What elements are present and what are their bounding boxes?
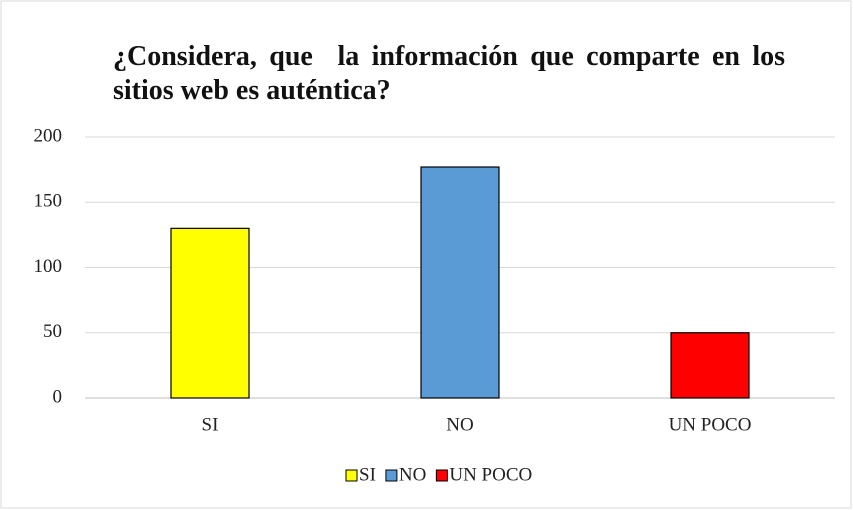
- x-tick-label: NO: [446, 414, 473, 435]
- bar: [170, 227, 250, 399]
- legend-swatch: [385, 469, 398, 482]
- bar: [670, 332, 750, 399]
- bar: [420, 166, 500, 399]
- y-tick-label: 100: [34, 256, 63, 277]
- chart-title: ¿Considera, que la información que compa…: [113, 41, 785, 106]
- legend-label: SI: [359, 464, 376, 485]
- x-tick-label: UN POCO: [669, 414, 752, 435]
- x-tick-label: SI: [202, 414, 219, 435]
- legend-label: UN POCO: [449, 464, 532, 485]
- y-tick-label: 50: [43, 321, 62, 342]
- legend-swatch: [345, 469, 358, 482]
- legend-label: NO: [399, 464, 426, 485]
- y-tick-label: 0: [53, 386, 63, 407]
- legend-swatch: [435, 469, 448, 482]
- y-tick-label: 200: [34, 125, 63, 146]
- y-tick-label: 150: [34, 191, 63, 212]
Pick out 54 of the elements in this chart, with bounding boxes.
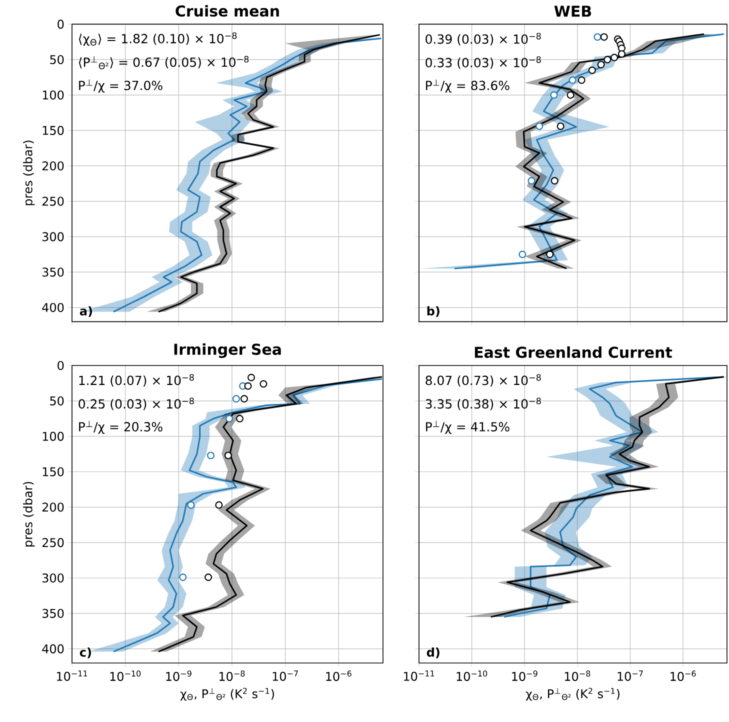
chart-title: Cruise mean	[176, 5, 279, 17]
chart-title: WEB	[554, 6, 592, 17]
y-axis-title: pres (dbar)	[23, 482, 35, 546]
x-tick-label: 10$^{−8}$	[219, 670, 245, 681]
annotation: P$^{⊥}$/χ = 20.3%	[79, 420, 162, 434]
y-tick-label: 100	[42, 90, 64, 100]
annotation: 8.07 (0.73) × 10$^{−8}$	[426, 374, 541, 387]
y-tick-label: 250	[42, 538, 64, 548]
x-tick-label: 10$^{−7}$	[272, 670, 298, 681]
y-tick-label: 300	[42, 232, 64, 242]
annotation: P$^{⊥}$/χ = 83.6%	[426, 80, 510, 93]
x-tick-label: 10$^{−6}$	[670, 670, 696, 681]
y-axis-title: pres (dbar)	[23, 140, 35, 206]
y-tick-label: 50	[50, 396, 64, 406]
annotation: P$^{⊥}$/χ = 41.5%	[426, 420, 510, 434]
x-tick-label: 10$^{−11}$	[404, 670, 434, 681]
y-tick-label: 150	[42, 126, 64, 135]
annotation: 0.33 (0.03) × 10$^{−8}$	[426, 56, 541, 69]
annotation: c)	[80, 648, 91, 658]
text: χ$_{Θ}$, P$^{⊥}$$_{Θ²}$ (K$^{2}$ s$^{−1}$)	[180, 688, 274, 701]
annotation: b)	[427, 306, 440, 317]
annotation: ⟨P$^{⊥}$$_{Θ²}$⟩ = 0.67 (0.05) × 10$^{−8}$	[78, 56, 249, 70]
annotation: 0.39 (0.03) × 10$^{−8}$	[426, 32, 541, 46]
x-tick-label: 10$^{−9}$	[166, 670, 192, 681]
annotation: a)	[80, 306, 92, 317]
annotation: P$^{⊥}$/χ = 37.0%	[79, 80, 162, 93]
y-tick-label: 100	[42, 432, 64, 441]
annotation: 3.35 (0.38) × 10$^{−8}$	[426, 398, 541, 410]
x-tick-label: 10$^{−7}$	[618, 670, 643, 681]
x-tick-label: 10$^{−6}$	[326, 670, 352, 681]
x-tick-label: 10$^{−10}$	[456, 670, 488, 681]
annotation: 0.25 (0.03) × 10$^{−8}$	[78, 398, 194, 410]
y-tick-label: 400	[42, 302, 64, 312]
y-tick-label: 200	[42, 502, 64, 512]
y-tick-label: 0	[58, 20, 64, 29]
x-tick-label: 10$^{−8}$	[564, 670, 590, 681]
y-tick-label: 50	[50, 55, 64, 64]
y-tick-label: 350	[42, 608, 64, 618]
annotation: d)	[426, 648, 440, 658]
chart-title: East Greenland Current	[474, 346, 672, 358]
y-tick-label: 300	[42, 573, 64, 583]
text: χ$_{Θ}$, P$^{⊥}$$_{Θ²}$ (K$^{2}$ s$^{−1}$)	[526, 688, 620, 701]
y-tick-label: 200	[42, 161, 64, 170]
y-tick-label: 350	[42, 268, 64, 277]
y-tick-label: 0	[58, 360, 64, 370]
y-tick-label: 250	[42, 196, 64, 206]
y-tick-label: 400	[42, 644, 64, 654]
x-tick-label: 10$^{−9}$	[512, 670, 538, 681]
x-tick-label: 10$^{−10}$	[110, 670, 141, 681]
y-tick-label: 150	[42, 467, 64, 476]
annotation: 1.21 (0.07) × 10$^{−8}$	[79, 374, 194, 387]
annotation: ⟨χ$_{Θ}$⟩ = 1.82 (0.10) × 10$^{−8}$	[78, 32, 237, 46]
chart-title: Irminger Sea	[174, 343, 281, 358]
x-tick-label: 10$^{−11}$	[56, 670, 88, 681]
•••
Objective:
Reproduce all of the material above word for word, leaving out the pictures.

Result below:
What elements are present and what are their bounding boxes?
- x-tick-label: NO: [446, 414, 473, 435]
- bar: [170, 227, 250, 399]
- legend-swatch: [385, 469, 398, 482]
- bar: [670, 332, 750, 399]
- bar: [420, 166, 500, 399]
- y-tick-label: 100: [34, 256, 63, 277]
- chart-title: ¿Considera, que la información que compa…: [113, 41, 785, 106]
- legend-label: SI: [359, 464, 376, 485]
- x-tick-label: UN POCO: [669, 414, 752, 435]
- x-tick-label: SI: [202, 414, 219, 435]
- legend-label: UN POCO: [449, 464, 532, 485]
- y-tick-label: 50: [43, 321, 62, 342]
- legend-swatch: [345, 469, 358, 482]
- legend-label: NO: [399, 464, 426, 485]
- y-tick-label: 0: [53, 386, 63, 407]
- legend-swatch: [435, 469, 448, 482]
- y-tick-label: 200: [34, 125, 63, 146]
- y-tick-label: 150: [34, 191, 63, 212]
Pick out 54 of the elements in this chart, with bounding boxes.
chart-title: Cruise mean	[176, 5, 279, 17]
chart-title: WEB	[554, 6, 592, 17]
y-axis-title: pres (dbar)	[23, 482, 35, 546]
x-tick-label: 10$^{−8}$	[219, 670, 245, 681]
annotation: P$^{⊥}$/χ = 20.3%	[79, 420, 162, 434]
y-tick-label: 100	[42, 90, 64, 100]
annotation: 8.07 (0.73) × 10$^{−8}$	[426, 374, 541, 387]
y-tick-label: 250	[42, 538, 64, 548]
x-tick-label: 10$^{−7}$	[272, 670, 298, 681]
y-tick-label: 300	[42, 232, 64, 242]
annotation: P$^{⊥}$/χ = 83.6%	[426, 80, 510, 93]
x-tick-label: 10$^{−6}$	[670, 670, 696, 681]
y-axis-title: pres (dbar)	[23, 140, 35, 206]
y-tick-label: 50	[50, 396, 64, 406]
annotation: P$^{⊥}$/χ = 41.5%	[426, 420, 510, 434]
x-tick-label: 10$^{−11}$	[404, 670, 434, 681]
y-tick-label: 150	[42, 126, 64, 135]
annotation: 0.33 (0.03) × 10$^{−8}$	[426, 56, 541, 69]
annotation: c)	[80, 648, 91, 658]
text: χ$_{Θ}$, P$^{⊥}$$_{Θ²}$ (K$^{2}$ s$^{−1}$)	[180, 688, 274, 701]
annotation: b)	[427, 306, 440, 317]
annotation: ⟨P$^{⊥}$$_{Θ²}$⟩ = 0.67 (0.05) × 10$^{−8}$	[78, 56, 249, 70]
annotation: 0.39 (0.03) × 10$^{−8}$	[426, 32, 541, 46]
x-tick-label: 10$^{−9}$	[166, 670, 192, 681]
annotation: a)	[80, 306, 92, 317]
annotation: P$^{⊥}$/χ = 37.0%	[79, 80, 162, 93]
y-tick-label: 100	[42, 432, 64, 441]
annotation: 3.35 (0.38) × 10$^{−8}$	[426, 398, 541, 410]
x-tick-label: 10$^{−7}$	[618, 670, 643, 681]
x-tick-label: 10$^{−6}$	[326, 670, 352, 681]
x-tick-label: 10$^{−10}$	[456, 670, 488, 681]
annotation: 0.25 (0.03) × 10$^{−8}$	[78, 398, 194, 410]
y-tick-label: 400	[42, 302, 64, 312]
y-tick-label: 200	[42, 502, 64, 512]
y-tick-label: 0	[58, 20, 64, 29]
x-tick-label: 10$^{−8}$	[564, 670, 590, 681]
y-tick-label: 50	[50, 55, 64, 64]
y-tick-label: 350	[42, 608, 64, 618]
annotation: d)	[426, 648, 440, 658]
chart-title: East Greenland Current	[474, 346, 672, 358]
y-tick-label: 300	[42, 573, 64, 583]
text: χ$_{Θ}$, P$^{⊥}$$_{Θ²}$ (K$^{2}$ s$^{−1}$)	[526, 688, 620, 701]
y-tick-label: 200	[42, 161, 64, 170]
y-tick-label: 350	[42, 268, 64, 277]
y-tick-label: 0	[58, 360, 64, 370]
y-tick-label: 250	[42, 196, 64, 206]
y-tick-label: 400	[42, 644, 64, 654]
x-tick-label: 10$^{−9}$	[512, 670, 538, 681]
x-tick-label: 10$^{−10}$	[110, 670, 141, 681]
y-tick-label: 150	[42, 467, 64, 476]
annotation: 1.21 (0.07) × 10$^{−8}$	[79, 374, 194, 387]
annotation: ⟨χ$_{Θ}$⟩ = 1.82 (0.10) × 10$^{−8}$	[78, 32, 237, 46]
chart-title: Irminger Sea	[174, 343, 281, 358]
x-tick-label: 10$^{−11}$	[56, 670, 88, 681]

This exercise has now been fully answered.